* TASK DESCRIPTION:
Summarize the speech excerpt below in three sentences.

You've been talking here today about "rebuilding the consensus on East-West relations.'' And I would admit that at times in recent years a free world consensus in this area seemed particularly elusive, rather like the story that Franklin Roosevelt liked to tell about the marine who was ordered home from Guadalcanal. The marine was very unhappy because he hadn't shot a single enemy soldier, so his sergeant just told him, "Just go up on that hill over there and shout, `To the devil with Tojo.''' Well, the marine did as he was told, and sure enough, out of the jungle ran a Japanese soldier shouting, "To the devil with Roosevelt.'' "And of course,'' said the marine afterward, "how could I shoot a fellow Republican?'' [Laughter]

But our consensus is built not only on what we're against but on what we're for. And we are against totalitarianism. We're for freedom and democracy -- for them without hesitation or apology, and virtually, I would venture, without division. This is the first great truth to keep in mind. There may be divisions within our countries as to methods, but there are none as to fundamental goals.

In the last decade and a half, we in the democracies have, in true democratic fashion, tested the various propositions about the methods for best approaching East-West affairs. Now that we have an INF treaty, the first agreement ever to eliminate an entire class of U.S. and Soviet nuclear missiles and with the most stringent verification procedures in arms control history; now that the Soviets have begun withdrawing from Afghanistan; now that we've begun to see internal changes within the Soviet Union -- can there be any doubt that we were right about a forward strategy for freedom, right about the importance of candor regarding the differences between our systems, and right to say that the road to peace is not through weakness, division, or preemptive concession, but through unity, confidence, and strength?

In just a few days I will attend another summit, the economic summit in Toronto, as the General has told you. And this is an excellent forum before which to talk about our hopes for that summit. I know that the Atlantic Council is examining how to best integrate economics and security. The International Management and Development Institute is meeting to discuss economic challenges facing us.

Over the years, the economic summits have been a cornerstone of cooperation among the major democratic economies. They're part of the superstructure of Western strength and East-West affairs. And here again, our democracies have, as democracies do, tested among ourselves various propositions about economic growth and vitality since the first of the summits that I attended in 1981.

Everywhere in the democratic world we're seeing the emergence of a new consensus: that growth and opportunity must go hand in hand. Consider taxes. In the past 3 years, Britain, Canada, Japan, and France, among others, have all let their top tax rates tumble. Why? Well, here's what Nigel Lawson, Britain's Chancellor of the Exchequer, said not long ago, in his words: "The reason for the worldwide trend toward lower top rates of tax is clear. Excessive rates of income tax destroy enterprise, encourage avoidance, and drive talent to more hospitable shores overseas. Far from raising additional revenue, over time they actually raise less.'' And he concluded, "By contrast, a reduction in the top rates of income tax can, over time, result in a higher, not lower, yield to the Exchequer.'' Well, it seems I've heard somebody else say that before, somewhere.

But this new consensus doesn't stop with taxation. Country after country has begun to sell off state-owned industries. Restrictive regulations have begun to fall. Paying for the excesses of government spending with high inflation has all but stopped. And at least in the United States, deficit spending by government is falling. The idea that connects all this is the market. The industrial world, the entire world, is turning away from state control of economies and returning to the marketplace. From India to Argentina, from Africa to China, and even in the Soviet Union, the shackles of state economic domination are beginning to loosen. And you know something's happening when there's talk of lower taxes in the Soviet Union.

* RECORDS:
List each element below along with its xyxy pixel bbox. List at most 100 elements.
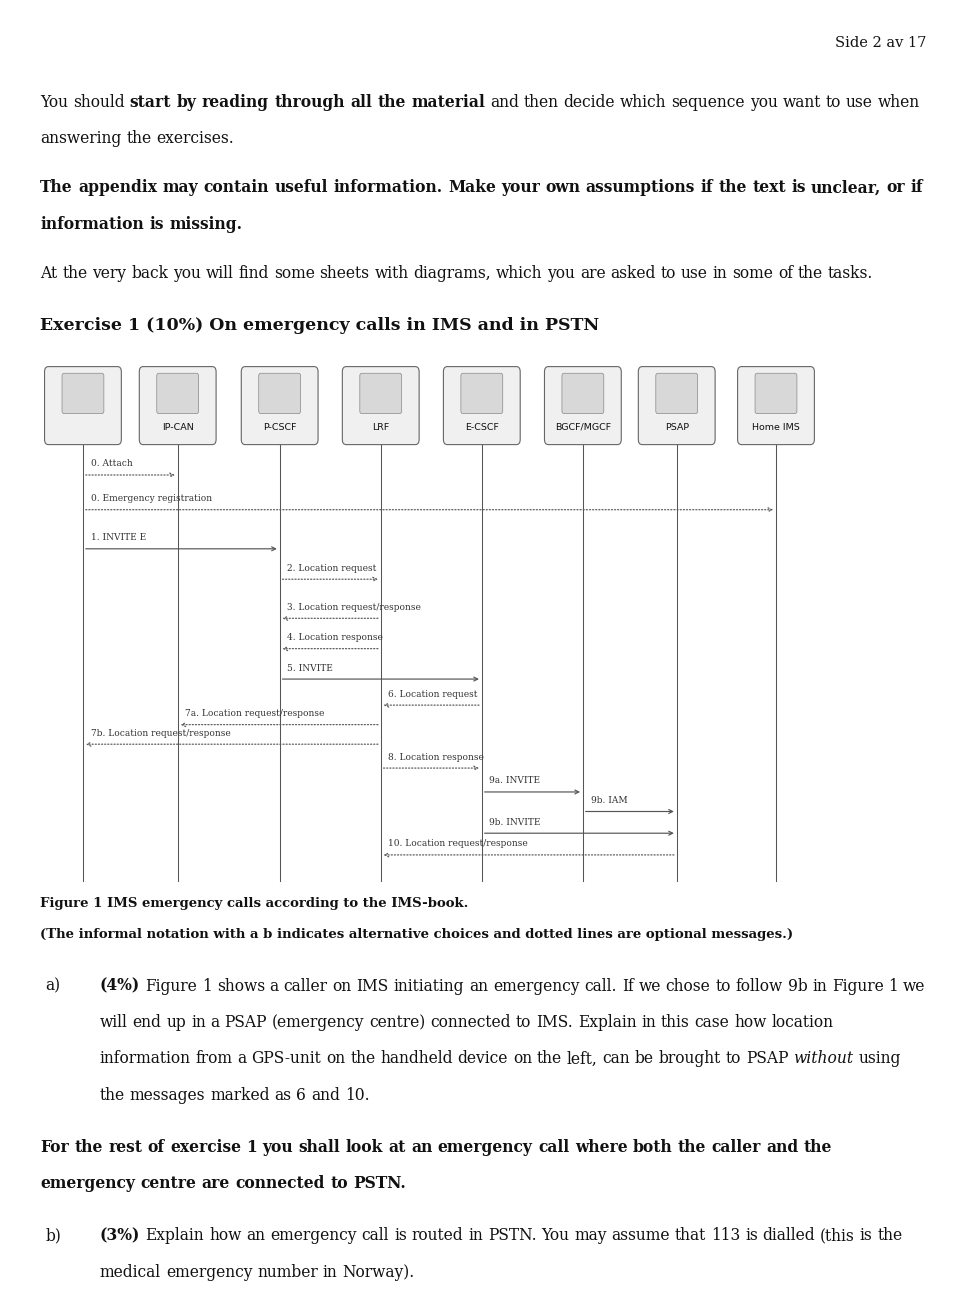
Text: marked: marked (210, 1087, 270, 1104)
Text: 4. Location response: 4. Location response (287, 633, 383, 642)
Text: material: material (411, 94, 485, 111)
Text: is: is (860, 1227, 873, 1244)
Text: you: you (547, 265, 575, 282)
Text: 10.: 10. (345, 1087, 370, 1104)
Text: in: in (191, 1014, 205, 1031)
Text: on: on (513, 1050, 532, 1067)
Text: how: how (209, 1227, 242, 1244)
Text: is: is (394, 1227, 407, 1244)
Text: which: which (620, 94, 666, 111)
Text: will: will (205, 265, 233, 282)
Text: BGCF/MGCF: BGCF/MGCF (555, 422, 611, 432)
Text: (4%): (4%) (100, 978, 140, 994)
Text: want: want (782, 94, 821, 111)
Text: and: and (766, 1139, 799, 1156)
FancyBboxPatch shape (241, 367, 318, 445)
Text: follow: follow (735, 978, 782, 994)
Text: P-CSCF: P-CSCF (263, 422, 297, 432)
Text: or: or (887, 179, 905, 196)
Text: are: are (580, 265, 606, 282)
Text: the: the (877, 1227, 902, 1244)
Text: asked: asked (611, 265, 656, 282)
Text: diagrams,: diagrams, (414, 265, 492, 282)
Text: in: in (713, 265, 728, 282)
Text: to: to (715, 978, 731, 994)
Text: 9a. INVITE: 9a. INVITE (490, 776, 540, 785)
Text: call.: call. (585, 978, 617, 994)
Text: information: information (100, 1050, 191, 1067)
Text: caller: caller (284, 978, 327, 994)
Text: an: an (247, 1227, 265, 1244)
Text: use: use (846, 94, 873, 111)
Text: (The informal notation with a b indicates alternative choices and dotted lines a: (The informal notation with a b indicate… (40, 928, 794, 941)
Text: on: on (326, 1050, 346, 1067)
Text: brought: brought (659, 1050, 721, 1067)
Text: and: and (490, 94, 518, 111)
Text: messages: messages (130, 1087, 205, 1104)
Text: E-CSCF: E-CSCF (465, 422, 499, 432)
Text: device: device (458, 1050, 508, 1067)
FancyBboxPatch shape (139, 367, 216, 445)
Text: own: own (545, 179, 581, 196)
Text: tasks.: tasks. (828, 265, 874, 282)
Text: Figure: Figure (832, 978, 883, 994)
Text: this: this (660, 1014, 689, 1031)
Text: to: to (826, 94, 841, 111)
Text: contain: contain (204, 179, 269, 196)
Text: in: in (641, 1014, 656, 1031)
Text: some: some (732, 265, 774, 282)
FancyBboxPatch shape (756, 373, 797, 413)
Text: an: an (411, 1139, 432, 1156)
Text: that: that (675, 1227, 707, 1244)
FancyBboxPatch shape (44, 367, 121, 445)
Text: answering: answering (40, 130, 122, 147)
Text: sequence: sequence (671, 94, 745, 111)
Text: without: without (794, 1050, 853, 1067)
Text: IMS.: IMS. (536, 1014, 573, 1031)
Text: reading: reading (202, 94, 269, 111)
Text: centre: centre (140, 1175, 197, 1192)
Text: information: information (40, 216, 144, 233)
Text: number: number (257, 1264, 318, 1280)
Text: Explain: Explain (578, 1014, 636, 1031)
Text: which: which (496, 265, 542, 282)
Text: the: the (100, 1087, 125, 1104)
Text: call: call (362, 1227, 389, 1244)
Text: are: are (202, 1175, 230, 1192)
Text: if: if (701, 179, 713, 196)
Text: case: case (694, 1014, 730, 1031)
Text: the: the (62, 265, 87, 282)
Text: to: to (330, 1175, 348, 1192)
Text: start: start (130, 94, 171, 111)
Text: 1. INVITE E: 1. INVITE E (90, 533, 146, 542)
Text: in: in (812, 978, 827, 994)
Text: a): a) (45, 978, 60, 994)
Text: left,: left, (566, 1050, 597, 1067)
FancyBboxPatch shape (544, 367, 621, 445)
Text: For: For (40, 1139, 69, 1156)
Text: 9b. INVITE: 9b. INVITE (490, 818, 541, 827)
Text: connected: connected (235, 1175, 324, 1192)
Text: text: text (753, 179, 786, 196)
FancyBboxPatch shape (62, 373, 104, 413)
Text: medical: medical (100, 1264, 161, 1280)
Text: Explain: Explain (146, 1227, 204, 1244)
Text: with: with (374, 265, 409, 282)
Text: emergency: emergency (40, 1175, 135, 1192)
Text: shall: shall (299, 1139, 340, 1156)
Text: Home IMS: Home IMS (752, 422, 800, 432)
Text: in: in (323, 1264, 338, 1280)
Text: is: is (150, 216, 164, 233)
Text: to: to (726, 1050, 741, 1067)
Text: appendix: appendix (79, 179, 157, 196)
FancyBboxPatch shape (444, 367, 520, 445)
Text: location: location (771, 1014, 833, 1031)
Text: (3%): (3%) (100, 1227, 140, 1244)
Text: using: using (858, 1050, 901, 1067)
Text: if: if (911, 179, 924, 196)
Text: 5. INVITE: 5. INVITE (287, 663, 333, 672)
Text: Norway).: Norway). (343, 1264, 415, 1280)
Text: at: at (388, 1139, 406, 1156)
Text: exercise: exercise (170, 1139, 241, 1156)
Text: 0. Emergency registration: 0. Emergency registration (90, 494, 212, 503)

* SOLUTION:
The speaker says the free world's consensus rests on opposing totalitarianism and supporting freedom and democracy, with divisions only over methods, not fundamental goals. Citing the INF treaty, the Soviet withdrawal from Afghanistan and internal changes in the Soviet Union, the speaker argues that the road to peace runs through unity, confidence, and strength rather than weakness or concession. Looking ahead to the economic summit in Toronto, the speaker describes a new consensus, reaching even the Soviet Union, toward lower top tax rates, the sale of state-owned industries, fewer restrictive regulations, and a return to the marketplace.